:: 課題のねらい ::
下にある、河津町の大鍋川で砂防ダムをめぐる文章を、最後の一文の続きから書き進めてください。

:: 読む文章 ::
>>
大好き河津町!vol.2

河津川に架かる「浜橋」

5月23日午後12時。この日私は賀茂郡河津町大鍋川上流の砂防ダムにいた。この日は午前中早い時間に私用があったためスタートが遅くなった。今日は晴れていて日はすでに高い。砂防ダム上の渓畔林の切れ目から青空が見える。

もう5月も下旬である。これだけ遅い時間での開始になってしまうと、もっと汗だくの暑い中での展開も考えられたが、この大鍋川の深い谷底を吹き抜ける風の影響であろうか?意外にも涼しい。今回はこのさわやかな5月の風を感じながらの賀茂郡河津町、大鍋川での砂防ダム行脚についてリポートしたい。

大鍋川へのアクセス

大鍋川上流砂防ダムへのアクセスであるが、東伊豆ルートを行く場合は国道135号線をひたすら南下し河津川を渡ったすぐのところを右折する。地名的な順番としては同じく河津町の「今井浜」の次となるので今井浜の文字を見かけたらいよいよと思っていただければ良い。(どれが河津川なのかわからないという方のために念のため・・・。)そこから県道14号、国道414号と河津川を平行にするようにして道を進む。道はセブンイレブンを過ぎた辺りから上り坂となりやがて左手に学校の校舎(河津町立西小学校)が見える。そこよりさらに約300メートルほど登ったところに左方向への分岐があるのでそちらへ折れる。その後は道なりに進めば良いのだが、この分岐の直後に大規模な工事が行われているため注意をしたい。この地は今「伊豆縦貫道河津下田道路」の建設の真っ最中で、工事関係車両の行き来が多いのである。昼間は交通誘導員が立っていて親切に案内してくれるが、早朝や夜間はそれが無いためスピードを落として通行すると良い。その大工事地帯を過ぎ、大鍋地区の集落を経由したのち道はやがて林道となる。
<<
:: データの部分 ::
>>
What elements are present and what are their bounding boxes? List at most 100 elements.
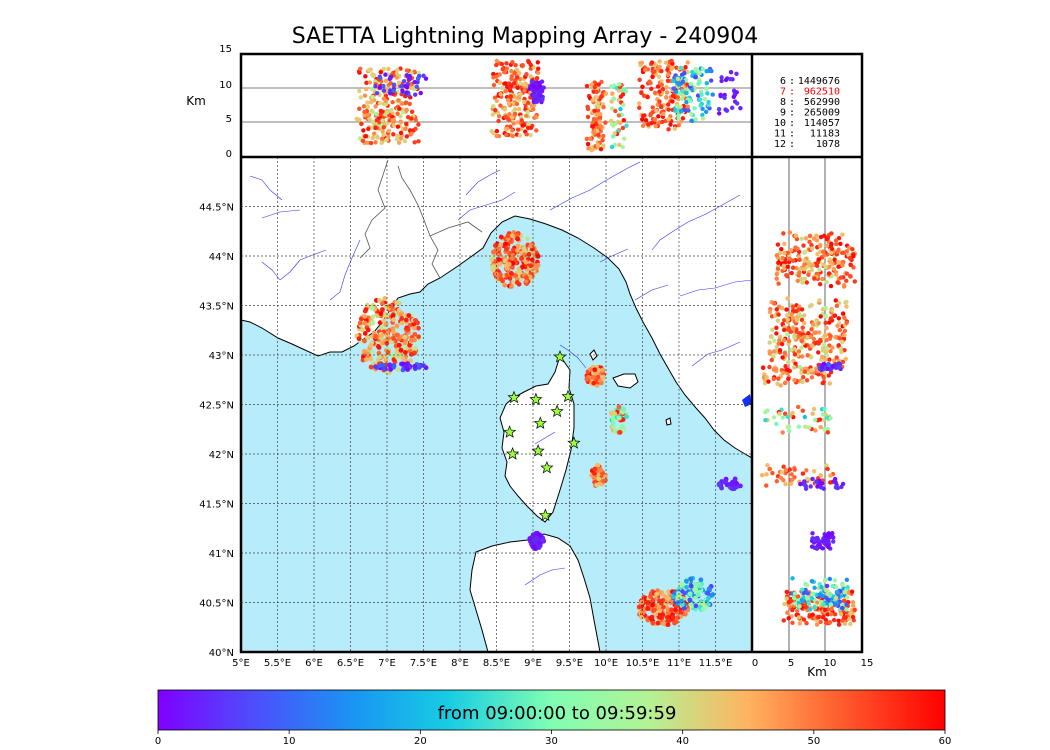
<<
:: 課題の答え ::
建設中の伊豆縦貫道河津下田道路(2019年5月27日撮影。)

337

林道に入って目指す地点はおなじみ「地理院地図」の標高337と書かれているあたり。実際の平面上の目印としては、林道が大きく右方向に向かって折れ曲がっており、その逆方向、つまり左手側にオレンジ色のカーブミラーがポツンと一本地面に突き刺さっているだけである。今回はこのカーブミラーの内側少し広くなったところに車を置き、そこから大鍋川本体に向かう。大鍋川は今いる林道から見て谷の下にあるため、今からそちらを目指して急坂を降りることとなる。
午前11時、いつものようにウェーダー、フローティングベスト、ヘルメットに身を包み早速、斜面を降り始める。ここの斜面はガレ場となっており幾分歩きにくいため慎重に歩を進める。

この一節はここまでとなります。